RECORDS FOR THE TASK:

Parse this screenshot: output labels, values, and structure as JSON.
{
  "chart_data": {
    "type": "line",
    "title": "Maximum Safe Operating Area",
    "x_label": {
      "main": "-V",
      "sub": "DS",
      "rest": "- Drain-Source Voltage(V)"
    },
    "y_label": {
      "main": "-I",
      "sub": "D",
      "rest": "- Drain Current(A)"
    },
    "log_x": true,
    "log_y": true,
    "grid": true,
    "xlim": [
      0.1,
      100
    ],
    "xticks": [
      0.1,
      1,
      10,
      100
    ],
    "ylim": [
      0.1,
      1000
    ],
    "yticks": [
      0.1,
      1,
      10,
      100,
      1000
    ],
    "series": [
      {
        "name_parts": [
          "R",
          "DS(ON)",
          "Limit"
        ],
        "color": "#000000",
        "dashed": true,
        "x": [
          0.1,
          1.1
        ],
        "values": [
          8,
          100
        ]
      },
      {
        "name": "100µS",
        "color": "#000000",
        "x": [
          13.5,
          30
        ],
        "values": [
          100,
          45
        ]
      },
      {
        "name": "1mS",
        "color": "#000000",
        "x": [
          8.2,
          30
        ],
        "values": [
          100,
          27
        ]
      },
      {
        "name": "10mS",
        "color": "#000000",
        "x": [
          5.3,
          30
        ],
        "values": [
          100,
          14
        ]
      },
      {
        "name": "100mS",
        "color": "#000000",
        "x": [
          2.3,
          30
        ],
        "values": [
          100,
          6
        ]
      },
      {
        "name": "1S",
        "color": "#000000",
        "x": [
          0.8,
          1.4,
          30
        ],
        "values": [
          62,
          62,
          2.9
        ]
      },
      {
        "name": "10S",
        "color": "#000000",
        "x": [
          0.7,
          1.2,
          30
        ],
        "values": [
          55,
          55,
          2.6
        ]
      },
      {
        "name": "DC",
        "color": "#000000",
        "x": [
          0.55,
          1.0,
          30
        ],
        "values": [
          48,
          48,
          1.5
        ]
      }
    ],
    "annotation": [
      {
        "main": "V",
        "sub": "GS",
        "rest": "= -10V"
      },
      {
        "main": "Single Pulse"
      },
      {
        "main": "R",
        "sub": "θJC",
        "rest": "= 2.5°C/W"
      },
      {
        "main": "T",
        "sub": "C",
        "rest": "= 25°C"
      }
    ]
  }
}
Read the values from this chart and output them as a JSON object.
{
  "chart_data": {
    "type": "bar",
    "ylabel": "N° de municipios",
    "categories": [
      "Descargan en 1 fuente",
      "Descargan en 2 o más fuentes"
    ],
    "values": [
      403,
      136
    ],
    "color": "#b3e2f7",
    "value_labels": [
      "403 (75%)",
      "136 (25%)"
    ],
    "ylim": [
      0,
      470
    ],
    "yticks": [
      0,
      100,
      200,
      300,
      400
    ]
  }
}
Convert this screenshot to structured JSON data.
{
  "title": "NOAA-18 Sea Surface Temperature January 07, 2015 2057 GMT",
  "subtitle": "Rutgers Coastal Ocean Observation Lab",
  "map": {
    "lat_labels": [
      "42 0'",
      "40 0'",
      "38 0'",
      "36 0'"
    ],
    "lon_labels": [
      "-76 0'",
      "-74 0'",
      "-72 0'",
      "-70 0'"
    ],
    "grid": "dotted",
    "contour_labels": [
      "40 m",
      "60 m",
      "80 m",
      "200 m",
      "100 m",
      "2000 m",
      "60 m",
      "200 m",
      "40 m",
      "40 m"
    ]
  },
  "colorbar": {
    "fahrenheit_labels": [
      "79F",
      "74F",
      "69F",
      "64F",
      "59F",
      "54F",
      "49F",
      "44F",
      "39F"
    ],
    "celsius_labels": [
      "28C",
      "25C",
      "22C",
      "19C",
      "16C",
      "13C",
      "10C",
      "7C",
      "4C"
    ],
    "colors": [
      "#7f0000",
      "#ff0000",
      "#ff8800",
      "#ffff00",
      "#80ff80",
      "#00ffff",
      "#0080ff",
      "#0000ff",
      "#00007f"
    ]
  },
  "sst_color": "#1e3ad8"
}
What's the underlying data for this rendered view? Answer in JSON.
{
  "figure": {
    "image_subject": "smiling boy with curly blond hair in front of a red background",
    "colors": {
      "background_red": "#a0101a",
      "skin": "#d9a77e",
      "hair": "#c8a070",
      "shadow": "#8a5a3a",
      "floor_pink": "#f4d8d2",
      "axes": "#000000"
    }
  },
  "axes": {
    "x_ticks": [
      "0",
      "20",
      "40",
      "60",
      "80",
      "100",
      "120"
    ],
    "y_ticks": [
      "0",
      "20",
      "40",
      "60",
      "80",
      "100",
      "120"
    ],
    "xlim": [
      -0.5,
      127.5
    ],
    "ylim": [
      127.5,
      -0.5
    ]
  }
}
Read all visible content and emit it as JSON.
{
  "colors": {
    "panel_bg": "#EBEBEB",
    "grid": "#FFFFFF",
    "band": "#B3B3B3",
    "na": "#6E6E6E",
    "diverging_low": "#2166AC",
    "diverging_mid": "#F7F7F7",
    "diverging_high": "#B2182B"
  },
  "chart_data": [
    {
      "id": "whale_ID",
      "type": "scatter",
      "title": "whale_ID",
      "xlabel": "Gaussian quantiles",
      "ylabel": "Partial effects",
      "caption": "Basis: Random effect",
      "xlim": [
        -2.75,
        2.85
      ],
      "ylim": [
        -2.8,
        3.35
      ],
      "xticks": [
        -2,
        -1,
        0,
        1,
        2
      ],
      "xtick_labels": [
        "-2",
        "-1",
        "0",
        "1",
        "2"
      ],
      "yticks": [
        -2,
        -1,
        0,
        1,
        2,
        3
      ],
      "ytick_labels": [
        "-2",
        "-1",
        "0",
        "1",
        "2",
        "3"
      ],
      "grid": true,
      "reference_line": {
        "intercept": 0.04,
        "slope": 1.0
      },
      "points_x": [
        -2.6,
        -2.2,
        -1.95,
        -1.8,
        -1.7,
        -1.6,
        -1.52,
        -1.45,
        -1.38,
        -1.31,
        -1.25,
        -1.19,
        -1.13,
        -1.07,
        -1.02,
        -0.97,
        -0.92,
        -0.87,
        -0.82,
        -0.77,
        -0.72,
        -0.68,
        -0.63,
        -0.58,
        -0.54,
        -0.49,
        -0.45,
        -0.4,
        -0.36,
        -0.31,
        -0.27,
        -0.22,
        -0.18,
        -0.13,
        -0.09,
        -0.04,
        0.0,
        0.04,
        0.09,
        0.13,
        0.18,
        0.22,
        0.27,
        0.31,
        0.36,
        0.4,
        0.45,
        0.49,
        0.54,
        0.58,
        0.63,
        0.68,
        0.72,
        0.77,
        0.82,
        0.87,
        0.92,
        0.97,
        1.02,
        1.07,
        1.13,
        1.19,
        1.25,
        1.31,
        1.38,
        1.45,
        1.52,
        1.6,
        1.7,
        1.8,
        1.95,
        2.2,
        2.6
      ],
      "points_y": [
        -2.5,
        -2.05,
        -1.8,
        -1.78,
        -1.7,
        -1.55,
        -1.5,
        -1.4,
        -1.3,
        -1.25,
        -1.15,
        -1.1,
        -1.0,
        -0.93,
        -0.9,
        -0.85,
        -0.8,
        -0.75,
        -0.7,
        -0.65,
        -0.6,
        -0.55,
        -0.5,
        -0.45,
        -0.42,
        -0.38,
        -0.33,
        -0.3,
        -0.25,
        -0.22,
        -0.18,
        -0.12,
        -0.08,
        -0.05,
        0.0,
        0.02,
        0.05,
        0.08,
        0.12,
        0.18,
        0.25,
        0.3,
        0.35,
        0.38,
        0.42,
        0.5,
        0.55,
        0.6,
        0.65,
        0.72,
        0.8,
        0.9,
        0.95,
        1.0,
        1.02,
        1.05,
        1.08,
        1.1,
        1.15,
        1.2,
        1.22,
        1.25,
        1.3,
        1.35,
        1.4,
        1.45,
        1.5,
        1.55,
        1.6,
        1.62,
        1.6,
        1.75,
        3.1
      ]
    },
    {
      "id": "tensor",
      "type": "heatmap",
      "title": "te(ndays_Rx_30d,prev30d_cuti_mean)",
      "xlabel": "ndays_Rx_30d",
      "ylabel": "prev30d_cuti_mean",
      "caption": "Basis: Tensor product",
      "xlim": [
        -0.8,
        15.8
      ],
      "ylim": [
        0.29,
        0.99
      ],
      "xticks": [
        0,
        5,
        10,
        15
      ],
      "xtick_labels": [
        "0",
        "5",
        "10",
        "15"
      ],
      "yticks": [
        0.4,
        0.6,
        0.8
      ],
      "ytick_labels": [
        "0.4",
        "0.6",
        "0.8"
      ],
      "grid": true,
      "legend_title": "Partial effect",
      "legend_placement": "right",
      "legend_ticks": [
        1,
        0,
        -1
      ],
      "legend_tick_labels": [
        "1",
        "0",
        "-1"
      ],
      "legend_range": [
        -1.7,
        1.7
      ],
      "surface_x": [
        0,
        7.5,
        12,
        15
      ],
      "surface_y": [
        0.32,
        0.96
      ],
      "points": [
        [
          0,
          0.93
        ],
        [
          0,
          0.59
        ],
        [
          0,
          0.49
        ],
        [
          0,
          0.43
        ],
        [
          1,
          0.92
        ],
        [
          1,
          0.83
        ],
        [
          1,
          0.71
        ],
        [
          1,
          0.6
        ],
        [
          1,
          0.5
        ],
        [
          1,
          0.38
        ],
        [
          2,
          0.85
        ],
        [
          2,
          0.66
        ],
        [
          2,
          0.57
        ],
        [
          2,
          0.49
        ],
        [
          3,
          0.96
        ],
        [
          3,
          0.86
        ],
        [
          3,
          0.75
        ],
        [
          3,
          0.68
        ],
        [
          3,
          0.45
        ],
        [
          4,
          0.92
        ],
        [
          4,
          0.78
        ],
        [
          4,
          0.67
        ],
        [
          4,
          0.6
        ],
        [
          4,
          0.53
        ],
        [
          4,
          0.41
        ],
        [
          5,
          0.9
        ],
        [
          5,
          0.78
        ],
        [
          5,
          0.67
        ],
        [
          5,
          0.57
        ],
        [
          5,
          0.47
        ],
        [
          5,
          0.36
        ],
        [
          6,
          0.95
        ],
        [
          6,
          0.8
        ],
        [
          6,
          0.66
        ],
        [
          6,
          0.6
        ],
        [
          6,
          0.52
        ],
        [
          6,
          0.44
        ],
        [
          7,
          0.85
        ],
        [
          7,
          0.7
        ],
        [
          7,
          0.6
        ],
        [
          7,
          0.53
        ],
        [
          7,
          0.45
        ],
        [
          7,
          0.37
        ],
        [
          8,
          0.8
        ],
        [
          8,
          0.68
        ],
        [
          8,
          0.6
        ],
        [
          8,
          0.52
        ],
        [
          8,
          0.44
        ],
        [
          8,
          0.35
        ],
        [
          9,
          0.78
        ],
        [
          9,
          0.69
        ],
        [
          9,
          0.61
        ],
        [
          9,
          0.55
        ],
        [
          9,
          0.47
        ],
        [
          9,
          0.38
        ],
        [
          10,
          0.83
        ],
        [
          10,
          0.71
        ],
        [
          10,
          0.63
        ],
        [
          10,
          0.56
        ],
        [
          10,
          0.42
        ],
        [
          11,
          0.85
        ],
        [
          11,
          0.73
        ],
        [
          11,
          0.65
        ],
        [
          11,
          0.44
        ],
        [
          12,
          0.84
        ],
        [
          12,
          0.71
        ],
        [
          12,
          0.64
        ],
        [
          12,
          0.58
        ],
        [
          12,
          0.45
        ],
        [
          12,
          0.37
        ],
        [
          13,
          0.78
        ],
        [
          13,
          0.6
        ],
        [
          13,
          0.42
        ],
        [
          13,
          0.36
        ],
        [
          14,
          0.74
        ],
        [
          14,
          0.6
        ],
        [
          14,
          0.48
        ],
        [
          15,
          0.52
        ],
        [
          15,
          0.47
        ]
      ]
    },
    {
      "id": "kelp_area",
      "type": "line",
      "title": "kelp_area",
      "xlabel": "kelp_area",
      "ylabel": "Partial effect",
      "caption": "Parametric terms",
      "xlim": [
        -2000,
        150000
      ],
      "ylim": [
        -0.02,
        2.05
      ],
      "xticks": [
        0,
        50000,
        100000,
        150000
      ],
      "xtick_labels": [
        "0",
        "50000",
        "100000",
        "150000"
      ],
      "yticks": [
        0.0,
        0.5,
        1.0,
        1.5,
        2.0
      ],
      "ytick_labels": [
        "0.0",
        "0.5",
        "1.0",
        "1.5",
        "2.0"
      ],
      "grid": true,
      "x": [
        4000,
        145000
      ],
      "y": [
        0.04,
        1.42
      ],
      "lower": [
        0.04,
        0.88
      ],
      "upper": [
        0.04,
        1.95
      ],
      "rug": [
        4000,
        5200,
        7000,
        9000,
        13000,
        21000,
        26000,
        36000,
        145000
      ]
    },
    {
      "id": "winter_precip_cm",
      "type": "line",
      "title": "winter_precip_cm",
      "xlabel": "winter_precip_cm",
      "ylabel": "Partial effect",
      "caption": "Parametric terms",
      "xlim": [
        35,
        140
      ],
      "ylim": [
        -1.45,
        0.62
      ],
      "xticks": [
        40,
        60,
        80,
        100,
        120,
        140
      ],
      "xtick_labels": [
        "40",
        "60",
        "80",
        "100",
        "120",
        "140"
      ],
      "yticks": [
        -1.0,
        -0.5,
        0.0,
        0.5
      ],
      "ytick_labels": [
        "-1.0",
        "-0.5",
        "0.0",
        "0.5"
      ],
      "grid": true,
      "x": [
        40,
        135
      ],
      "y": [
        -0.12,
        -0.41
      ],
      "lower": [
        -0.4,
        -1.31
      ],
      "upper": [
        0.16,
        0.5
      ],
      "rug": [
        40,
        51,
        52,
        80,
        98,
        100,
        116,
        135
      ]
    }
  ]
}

YOUR OBJECTIVE: Report only the number of lines in the records that include the word "JSON".

EXPECTED OUTPUT: 5